• _PROBLEM DESCRIPTION_:
Your task is to extract every line from the material below exactly.

Collected data
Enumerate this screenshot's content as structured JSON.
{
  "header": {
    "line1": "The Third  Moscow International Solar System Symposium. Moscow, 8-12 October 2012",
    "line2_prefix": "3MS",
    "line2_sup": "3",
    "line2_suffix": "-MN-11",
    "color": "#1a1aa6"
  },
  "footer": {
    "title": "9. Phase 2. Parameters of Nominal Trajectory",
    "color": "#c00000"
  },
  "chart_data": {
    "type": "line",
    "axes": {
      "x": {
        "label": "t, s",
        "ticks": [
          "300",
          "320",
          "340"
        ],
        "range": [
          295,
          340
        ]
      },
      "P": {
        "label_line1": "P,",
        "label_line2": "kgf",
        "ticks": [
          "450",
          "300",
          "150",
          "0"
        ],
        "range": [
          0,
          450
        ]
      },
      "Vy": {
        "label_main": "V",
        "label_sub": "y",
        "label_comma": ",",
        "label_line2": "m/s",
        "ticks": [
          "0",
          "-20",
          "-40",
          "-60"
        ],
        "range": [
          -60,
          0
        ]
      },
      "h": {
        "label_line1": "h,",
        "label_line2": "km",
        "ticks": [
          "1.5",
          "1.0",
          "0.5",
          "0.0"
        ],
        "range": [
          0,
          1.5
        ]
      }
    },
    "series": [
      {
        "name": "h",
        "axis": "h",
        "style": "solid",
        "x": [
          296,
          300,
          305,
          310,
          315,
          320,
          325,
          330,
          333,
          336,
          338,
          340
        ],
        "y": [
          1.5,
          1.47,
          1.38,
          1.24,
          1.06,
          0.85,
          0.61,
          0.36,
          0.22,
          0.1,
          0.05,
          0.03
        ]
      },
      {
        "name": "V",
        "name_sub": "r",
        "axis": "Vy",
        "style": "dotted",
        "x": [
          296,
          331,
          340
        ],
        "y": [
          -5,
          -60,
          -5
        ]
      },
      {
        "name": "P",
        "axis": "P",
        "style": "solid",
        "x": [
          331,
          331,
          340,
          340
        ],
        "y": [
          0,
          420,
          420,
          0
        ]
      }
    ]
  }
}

• _FINAL RESULT_:
Enumerate this screenshot's content as structured JSON.
{
  "header": {
    "line1": "The Third  Moscow International Solar System Symposium. Moscow, 8-12 October 2012",
    "line2_prefix": "3MS",
    "line2_sup": "3",
    "line2_suffix": "-MN-11",
    "color": "#1a1aa6"
  },
  "footer": {
    "title": "9. Phase 2. Parameters of Nominal Trajectory",
    "color": "#c00000"
  },
  "chart_data": {
    "type": "line",
    "axes": {
      "x": {
        "label": "t, s",
        "ticks": [
          "300",
          "320",
          "340"
        ],
        "range": [
          295,
          340
        ]
      },
      "P": {
        "label_line1": "P,",
        "label_line2": "kgf",
        "ticks": [
          "450",
          "300",
          "150",
          "0"
        ],
        "range": [
          0,
          450
        ]
      },
      "Vy": {
        "label_main": "V",
        "label_sub": "y",
        "label_comma": ",",
        "label_line2": "m/s",
        "ticks": [
          "0",
          "-20",
          "-40",
          "-60"
        ],
        "range": [
          -60,
          0
        ]
      },
      "h": {
        "label_line1": "h,",
        "label_line2": "km",
        "ticks": [
          "1.5",
          "1.0",
          "0.5",
          "0.0"
        ],
        "range": [
          0,
          1.5
        ]
      }
    },
    "series": [
      {
        "name": "h",
        "axis": "h",
        "style": "solid",
        "x": [
          296,
          300,
          305,
          310,
          315,
          320,
          325,
          330,
          333,
          336,
          338,
          340
        ],
        "y": [
          1.5,
          1.47,
          1.38,
          1.24,
          1.06,
          0.85,
          0.61,
          0.36,
          0.22,
          0.1,
          0.05,
          0.03
        ]
      },
      {
        "name": "V",
        "name_sub": "r",
        "axis": "Vy",
        "style": "dotted",
        "x": [
          296,
          331,
          340
        ],
        "y": [
          -5,
          -60,
          -5
        ]
      },
      {
        "name": "P",
        "axis": "P",
        "style": "solid",
        "x": [
          331,
          331,
          340,
          340
        ],
        "y": [
          0,
          420,
          420,
          0
        ]
      }
    ]
  }
}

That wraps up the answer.